### Text passage:

Neal Jones (born January 2, 1960) is an American stage, film, and television actor. He is best known for his role as Billy Kostecki in Dirty Dancing.

Early life and education
Neal Jones was born on January 2, 1960, in Wichita, Kansas.  Jones attended the Webster University Conservatory of Theatre Arts in St. Louis, Missouri.

Career
After attending the Webster University Conservatory of Theatre Arts in St. Louis, Jones moved to New York and began his professional career in Nicol Williamson's production of Macbeth at the Circle in the Square. This was followed by The Corn Is Green at the Lunt-Fontanne Theatre and the Tony Award-winning, Big River, at the Eugene O'Neill Theatre.  He went on to appear in numerous New York stage productions, including Mike Leigh's Ecstasy and Tom Dulack's Diminished Capacity at The New Group, Kenneth Branagh's Public Enemy at the Irish Arts Center, and The Great Lakes Theater Festival’s world premiere of Dylan Thomas's A Child's Christmas in Wales in Cleveland, Ohio, directed by Clifford Williams.  As a director he staged the world premiere of Celtic Tiger (Me Arse) by Don Creedon, and the New York premiere of Joseph O'Connor's Red Roses and Petrol, both at the Irish Arts Center in New York, where he has also served as Artistic Director.  He is a member of the Actors Studio.

### Short task:
Proceed with the biography of the actor Neal Jones, continuing it from its final sentence.

### Material shown:
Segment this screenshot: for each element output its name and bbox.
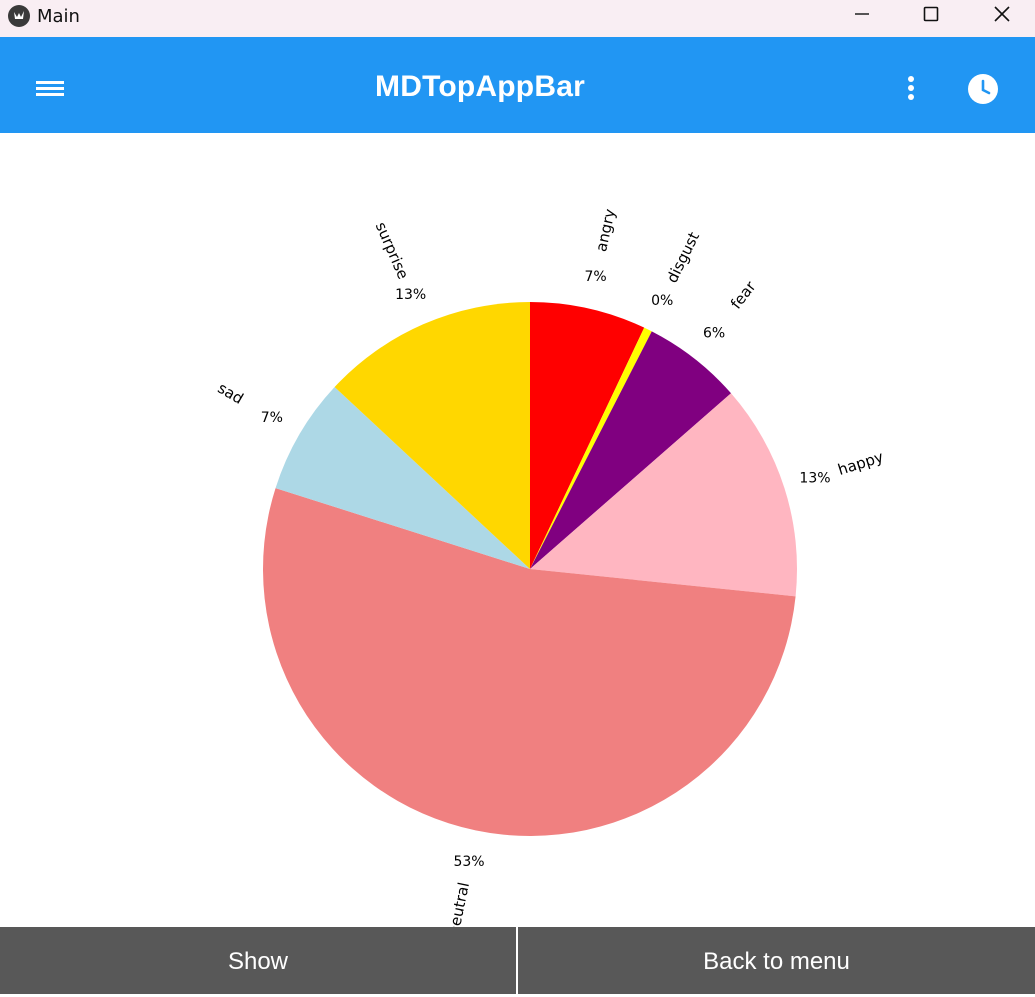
- close-icon: [994, 6, 1010, 22]
- pie-pct-label-neutral: 53%: [453, 854, 484, 870]
- minimize-icon: [855, 13, 869, 15]
- pie-pct-label-disgust: 0%: [651, 293, 673, 309]
- pie-category-label-fear: fear: [727, 277, 760, 312]
- pie-pct-label-happy: 13%: [799, 470, 830, 486]
- window-titlebar: Main: [0, 0, 1035, 37]
- more-vert-icon: [908, 76, 914, 100]
- top-app-bar: MDTopAppBar: [0, 37, 1035, 133]
- pie-category-label-happy: happy: [836, 448, 886, 479]
- maximize-button[interactable]: [896, 0, 966, 30]
- emotion-pie-chart: 7% angry 0% disgust 6%fear 13% happy 53% neutral…: [215, 207, 886, 927]
- close-window-button[interactable]: [967, 0, 1035, 30]
- back-to-menu-button[interactable]: Back to menu: [518, 927, 1035, 994]
- pie-category-label-angry: angry: [592, 207, 619, 253]
- window-title: Main: [37, 6, 80, 27]
- more-options-button[interactable]: [896, 73, 926, 103]
- show-button[interactable]: Show: [0, 927, 516, 994]
- pie-pct-label-surprise: 13%: [395, 287, 426, 303]
- pie-pct-label-sad: 7%: [261, 410, 283, 426]
- pie-pct-label-angry: 7%: [584, 269, 606, 285]
- pie-category-label-sad: sad: [215, 379, 247, 408]
- clock-icon: [968, 74, 998, 104]
- app-bar-title: MDTopAppBar: [375, 70, 585, 103]
- app-logo-icon: [8, 5, 30, 27]
- pie-category-label-disgust: disgust: [663, 229, 703, 286]
- pie-pct-label-fear: 6%: [703, 325, 725, 341]
- minimize-button[interactable]: [827, 0, 897, 30]
- pie-category-label-surprise: surprise: [372, 219, 413, 282]
- pie-category-label-neutral: neutral: [444, 881, 473, 927]
- maximize-icon: [923, 6, 939, 22]
- clock-button[interactable]: [966, 72, 1000, 106]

### Result of the task:
His first film appearance was in Dirty Dancing, followed by more than 25 films, including Taylor Hackford's The Devil's Advocate (one of four films in which he appears with Al Pacino), In America and G.I. Jane. He was nominated for Best Supporting Actor at the 2008 Malibu International Film Festival for his role in the independent film Mona.

Jones also has appeared in several television series, including The Sopranos, Sex and the City, Law & Order, and Criminal Minds (as Karl Arnold aka The Fox). He appeared in seven episodes of the FX series Rescue Me as Peter Reilly, the gay son of Chief Jerry Reilly. Jones's work in Generation Kill was singled out for praise by reviewers Matthew Gilbert of The Boston Globe and Alan Sepinwall of the Star-Ledger.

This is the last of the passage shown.